• **To do**: Keep the images out and copy every entry below exactly.
--- start Data entries ---
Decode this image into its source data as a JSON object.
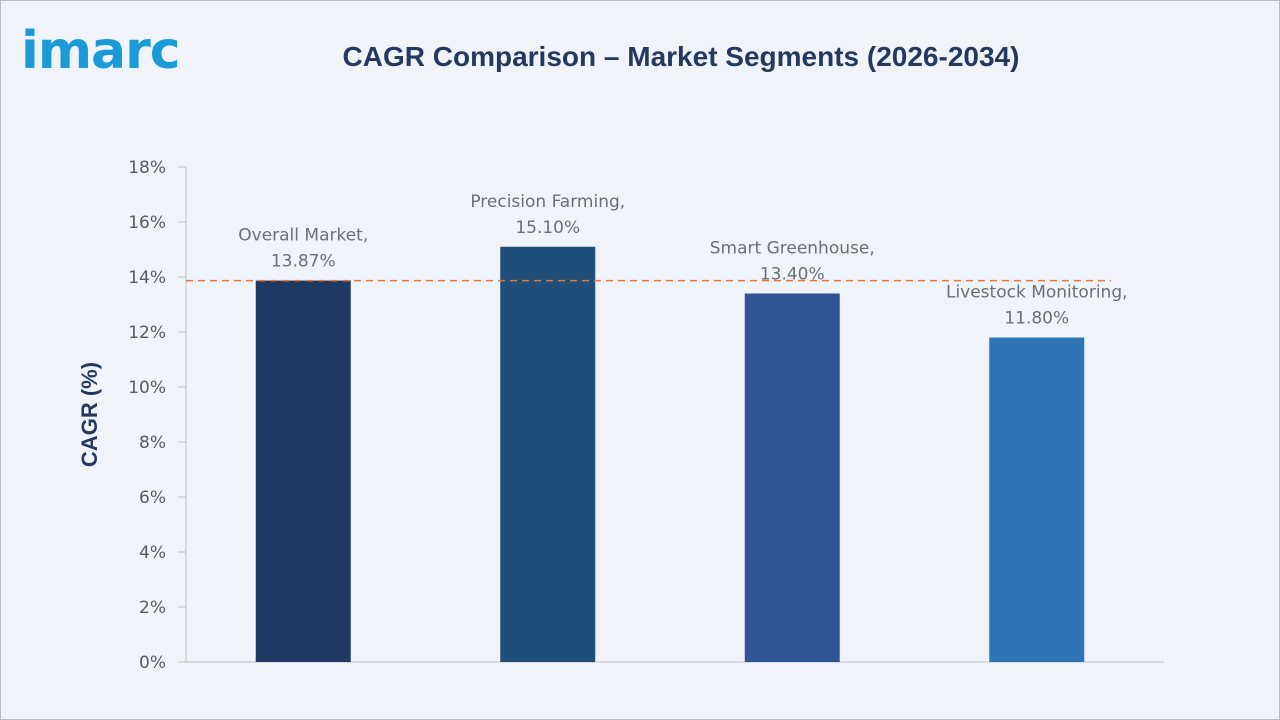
{
  "header": {
    "logo_text": "imarc",
    "title": "CAGR Comparison – Market Segments (2026-2034)"
  },
  "chart_data": {
    "type": "bar",
    "title": "CAGR Comparison – Market Segments (2026-2034)",
    "ylabel": "CAGR (%)",
    "xlabel": "",
    "ylim": [
      0,
      18
    ],
    "yticks": [
      0,
      2,
      4,
      6,
      8,
      10,
      12,
      14,
      16,
      18
    ],
    "ytick_labels": [
      "0%",
      "2%",
      "4%",
      "6%",
      "8%",
      "10%",
      "12%",
      "14%",
      "16%",
      "18%"
    ],
    "categories": [
      "Overall Market",
      "Precision Farming",
      "Smart Greenhouse",
      "Livestock Monitoring"
    ],
    "values": [
      13.87,
      15.1,
      13.4,
      11.8
    ],
    "data_labels": [
      [
        "Overall Market,",
        "13.87%"
      ],
      [
        "Precision Farming,",
        "15.10%"
      ],
      [
        "Smart Greenhouse,",
        "13.40%"
      ],
      [
        "Livestock Monitoring,",
        "11.80%"
      ]
    ],
    "bar_colors": [
      "#1f3864",
      "#1f4e79",
      "#2f5597",
      "#2e75b6"
    ],
    "reference_line": {
      "value": 13.87,
      "style": "dashed",
      "color": "#e07b39"
    },
    "grid": false,
    "legend": "none"
  }
}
--- end Data entries ---
• **Response to this exercise**:
Decode this image into its source data as a JSON object.
{
  "header": {
    "logo_text": "imarc",
    "title": "CAGR Comparison – Market Segments (2026-2034)"
  },
  "chart_data": {
    "type": "bar",
    "title": "CAGR Comparison – Market Segments (2026-2034)",
    "ylabel": "CAGR (%)",
    "xlabel": "",
    "ylim": [
      0,
      18
    ],
    "yticks": [
      0,
      2,
      4,
      6,
      8,
      10,
      12,
      14,
      16,
      18
    ],
    "ytick_labels": [
      "0%",
      "2%",
      "4%",
      "6%",
      "8%",
      "10%",
      "12%",
      "14%",
      "16%",
      "18%"
    ],
    "categories": [
      "Overall Market",
      "Precision Farming",
      "Smart Greenhouse",
      "Livestock Monitoring"
    ],
    "values": [
      13.87,
      15.1,
      13.4,
      11.8
    ],
    "data_labels": [
      [
        "Overall Market,",
        "13.87%"
      ],
      [
        "Precision Farming,",
        "15.10%"
      ],
      [
        "Smart Greenhouse,",
        "13.40%"
      ],
      [
        "Livestock Monitoring,",
        "11.80%"
      ]
    ],
    "bar_colors": [
      "#1f3864",
      "#1f4e79",
      "#2f5597",
      "#2e75b6"
    ],
    "reference_line": {
      "value": 13.87,
      "style": "dashed",
      "color": "#e07b39"
    },
    "grid": false,
    "legend": "none"
  }
}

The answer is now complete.